** Start **

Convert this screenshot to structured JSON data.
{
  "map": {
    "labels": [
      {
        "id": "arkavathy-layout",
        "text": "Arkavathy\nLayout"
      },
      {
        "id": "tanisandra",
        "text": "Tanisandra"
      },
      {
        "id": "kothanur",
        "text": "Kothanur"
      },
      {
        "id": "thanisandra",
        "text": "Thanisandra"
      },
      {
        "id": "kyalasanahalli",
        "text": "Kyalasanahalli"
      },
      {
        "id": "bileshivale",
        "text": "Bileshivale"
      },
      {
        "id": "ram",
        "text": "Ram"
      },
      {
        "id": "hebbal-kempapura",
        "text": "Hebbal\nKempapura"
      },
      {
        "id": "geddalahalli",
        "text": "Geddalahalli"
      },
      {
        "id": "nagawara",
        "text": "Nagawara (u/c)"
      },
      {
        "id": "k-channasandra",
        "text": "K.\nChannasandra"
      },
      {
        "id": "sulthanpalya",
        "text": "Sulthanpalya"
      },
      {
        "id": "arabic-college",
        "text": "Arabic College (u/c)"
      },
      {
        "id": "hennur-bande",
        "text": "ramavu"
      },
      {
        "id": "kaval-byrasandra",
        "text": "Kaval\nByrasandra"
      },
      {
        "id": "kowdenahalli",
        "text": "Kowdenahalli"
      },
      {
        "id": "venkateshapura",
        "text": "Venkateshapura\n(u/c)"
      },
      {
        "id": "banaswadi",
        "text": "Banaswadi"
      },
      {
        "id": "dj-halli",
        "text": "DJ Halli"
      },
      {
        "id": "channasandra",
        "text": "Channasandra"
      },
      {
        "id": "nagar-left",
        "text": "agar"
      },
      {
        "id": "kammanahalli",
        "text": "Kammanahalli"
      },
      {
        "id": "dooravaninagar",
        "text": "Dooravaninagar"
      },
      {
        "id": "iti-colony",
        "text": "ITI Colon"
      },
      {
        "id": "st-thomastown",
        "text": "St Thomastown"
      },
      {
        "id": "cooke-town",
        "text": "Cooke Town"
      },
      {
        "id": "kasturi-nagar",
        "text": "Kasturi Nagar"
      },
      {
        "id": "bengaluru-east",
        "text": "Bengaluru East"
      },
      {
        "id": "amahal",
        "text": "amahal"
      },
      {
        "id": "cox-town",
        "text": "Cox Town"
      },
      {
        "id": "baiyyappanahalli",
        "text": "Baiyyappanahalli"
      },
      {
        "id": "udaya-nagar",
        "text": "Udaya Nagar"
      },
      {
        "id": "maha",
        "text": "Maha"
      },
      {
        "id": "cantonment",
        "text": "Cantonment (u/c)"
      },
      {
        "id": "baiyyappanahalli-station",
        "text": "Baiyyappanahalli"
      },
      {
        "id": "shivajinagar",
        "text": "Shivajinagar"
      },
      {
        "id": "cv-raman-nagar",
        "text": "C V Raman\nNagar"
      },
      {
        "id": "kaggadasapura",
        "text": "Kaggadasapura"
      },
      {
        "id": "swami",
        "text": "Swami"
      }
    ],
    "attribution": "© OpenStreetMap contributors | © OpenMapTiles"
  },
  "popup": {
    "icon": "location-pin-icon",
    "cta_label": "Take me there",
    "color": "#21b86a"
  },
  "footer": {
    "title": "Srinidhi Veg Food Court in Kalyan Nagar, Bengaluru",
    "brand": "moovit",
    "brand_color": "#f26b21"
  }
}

** End **

Problem to work on> Above are the records; copy all of them exactly.

Exercise response>
Convert this screenshot to structured JSON data.
{
  "map": {
    "labels": [
      {
        "id": "arkavathy-layout",
        "text": "Arkavathy\nLayout"
      },
      {
        "id": "tanisandra",
        "text": "Tanisandra"
      },
      {
        "id": "kothanur",
        "text": "Kothanur"
      },
      {
        "id": "thanisandra",
        "text": "Thanisandra"
      },
      {
        "id": "kyalasanahalli",
        "text": "Kyalasanahalli"
      },
      {
        "id": "bileshivale",
        "text": "Bileshivale"
      },
      {
        "id": "ram",
        "text": "Ram"
      },
      {
        "id": "hebbal-kempapura",
        "text": "Hebbal\nKempapura"
      },
      {
        "id": "geddalahalli",
        "text": "Geddalahalli"
      },
      {
        "id": "nagawara",
        "text": "Nagawara (u/c)"
      },
      {
        "id": "k-channasandra",
        "text": "K.\nChannasandra"
      },
      {
        "id": "sulthanpalya",
        "text": "Sulthanpalya"
      },
      {
        "id": "arabic-college",
        "text": "Arabic College (u/c)"
      },
      {
        "id": "hennur-bande",
        "text": "ramavu"
      },
      {
        "id": "kaval-byrasandra",
        "text": "Kaval\nByrasandra"
      },
      {
        "id": "kowdenahalli",
        "text": "Kowdenahalli"
      },
      {
        "id": "venkateshapura",
        "text": "Venkateshapura\n(u/c)"
      },
      {
        "id": "banaswadi",
        "text": "Banaswadi"
      },
      {
        "id": "dj-halli",
        "text": "DJ Halli"
      },
      {
        "id": "channasandra",
        "text": "Channasandra"
      },
      {
        "id": "nagar-left",
        "text": "agar"
      },
      {
        "id": "kammanahalli",
        "text": "Kammanahalli"
      },
      {
        "id": "dooravaninagar",
        "text": "Dooravaninagar"
      },
      {
        "id": "iti-colony",
        "text": "ITI Colon"
      },
      {
        "id": "st-thomastown",
        "text": "St Thomastown"
      },
      {
        "id": "cooke-town",
        "text": "Cooke Town"
      },
      {
        "id": "kasturi-nagar",
        "text": "Kasturi Nagar"
      },
      {
        "id": "bengaluru-east",
        "text": "Bengaluru East"
      },
      {
        "id": "amahal",
        "text": "amahal"
      },
      {
        "id": "cox-town",
        "text": "Cox Town"
      },
      {
        "id": "baiyyappanahalli",
        "text": "Baiyyappanahalli"
      },
      {
        "id": "udaya-nagar",
        "text": "Udaya Nagar"
      },
      {
        "id": "maha",
        "text": "Maha"
      },
      {
        "id": "cantonment",
        "text": "Cantonment (u/c)"
      },
      {
        "id": "baiyyappanahalli-station",
        "text": "Baiyyappanahalli"
      },
      {
        "id": "shivajinagar",
        "text": "Shivajinagar"
      },
      {
        "id": "cv-raman-nagar",
        "text": "C V Raman\nNagar"
      },
      {
        "id": "kaggadasapura",
        "text": "Kaggadasapura"
      },
      {
        "id": "swami",
        "text": "Swami"
      }
    ],
    "attribution": "© OpenStreetMap contributors | © OpenMapTiles"
  },
  "popup": {
    "icon": "location-pin-icon",
    "cta_label": "Take me there",
    "color": "#21b86a"
  },
  "footer": {
    "title": "Srinidhi Veg Food Court in Kalyan Nagar, Bengaluru",
    "brand": "moovit",
    "brand_color": "#f26b21"
  }
}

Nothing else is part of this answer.